Given exercise: Identify the lines containing the word "recursos". Copy each one.

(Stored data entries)
———

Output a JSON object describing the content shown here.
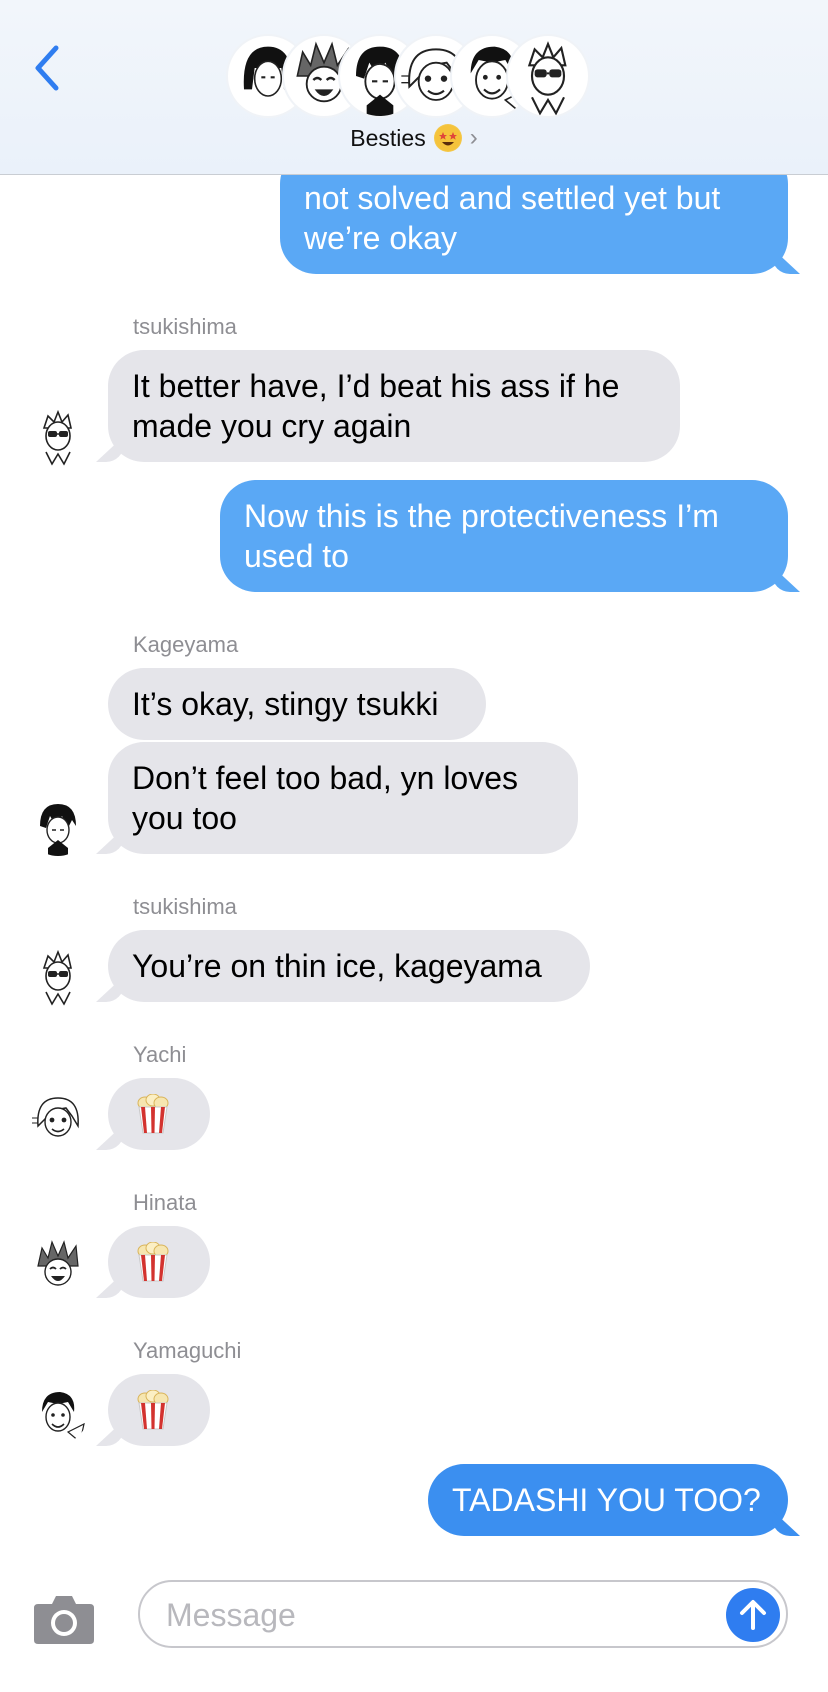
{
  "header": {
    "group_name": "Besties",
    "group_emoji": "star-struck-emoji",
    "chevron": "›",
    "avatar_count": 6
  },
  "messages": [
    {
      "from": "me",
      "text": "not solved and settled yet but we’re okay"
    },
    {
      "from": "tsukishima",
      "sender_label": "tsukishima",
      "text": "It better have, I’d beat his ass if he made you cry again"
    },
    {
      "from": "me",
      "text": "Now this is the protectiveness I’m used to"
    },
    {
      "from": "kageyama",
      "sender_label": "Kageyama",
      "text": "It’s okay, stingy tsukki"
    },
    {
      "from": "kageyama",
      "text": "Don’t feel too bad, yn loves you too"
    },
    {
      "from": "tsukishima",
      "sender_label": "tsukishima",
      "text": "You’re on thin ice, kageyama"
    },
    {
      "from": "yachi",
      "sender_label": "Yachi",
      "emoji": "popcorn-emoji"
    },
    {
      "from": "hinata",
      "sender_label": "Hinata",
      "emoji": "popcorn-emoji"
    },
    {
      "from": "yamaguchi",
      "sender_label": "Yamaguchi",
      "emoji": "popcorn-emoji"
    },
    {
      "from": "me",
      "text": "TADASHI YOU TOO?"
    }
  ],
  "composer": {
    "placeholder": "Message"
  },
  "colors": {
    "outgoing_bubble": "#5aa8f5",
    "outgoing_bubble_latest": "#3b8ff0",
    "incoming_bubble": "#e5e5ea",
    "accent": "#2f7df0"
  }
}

———

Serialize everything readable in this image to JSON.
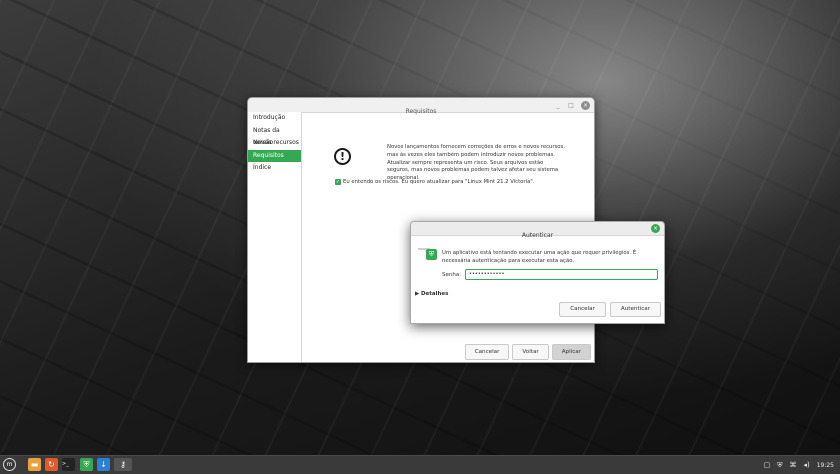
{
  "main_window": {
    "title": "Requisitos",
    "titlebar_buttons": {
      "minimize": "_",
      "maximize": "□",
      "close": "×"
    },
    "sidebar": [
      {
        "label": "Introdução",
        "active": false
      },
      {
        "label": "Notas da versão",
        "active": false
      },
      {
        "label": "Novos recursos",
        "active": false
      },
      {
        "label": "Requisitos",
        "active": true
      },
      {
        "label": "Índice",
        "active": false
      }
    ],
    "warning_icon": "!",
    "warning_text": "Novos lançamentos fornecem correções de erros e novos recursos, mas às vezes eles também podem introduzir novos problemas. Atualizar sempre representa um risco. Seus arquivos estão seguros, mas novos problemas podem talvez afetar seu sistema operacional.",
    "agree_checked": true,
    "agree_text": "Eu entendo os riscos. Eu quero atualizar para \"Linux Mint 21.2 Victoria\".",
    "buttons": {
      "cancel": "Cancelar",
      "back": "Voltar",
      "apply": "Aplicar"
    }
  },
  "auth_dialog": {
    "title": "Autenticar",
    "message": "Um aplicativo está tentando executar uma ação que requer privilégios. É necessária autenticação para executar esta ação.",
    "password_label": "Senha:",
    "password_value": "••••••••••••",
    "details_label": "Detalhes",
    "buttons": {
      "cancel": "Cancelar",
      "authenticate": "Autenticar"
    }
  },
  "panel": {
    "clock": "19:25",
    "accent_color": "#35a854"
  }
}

———

Exercise result:
        "label": "Novos recursos",
    "warning_text": "Novos lançamentos fornecem correções de erros e novos recursos, mas às vezes eles também podem introduzir novos problemas. Atualizar sempre representa um risco. Seus arquivos estão seguros, mas novos problemas podem talvez afetar seu sistema operacional.",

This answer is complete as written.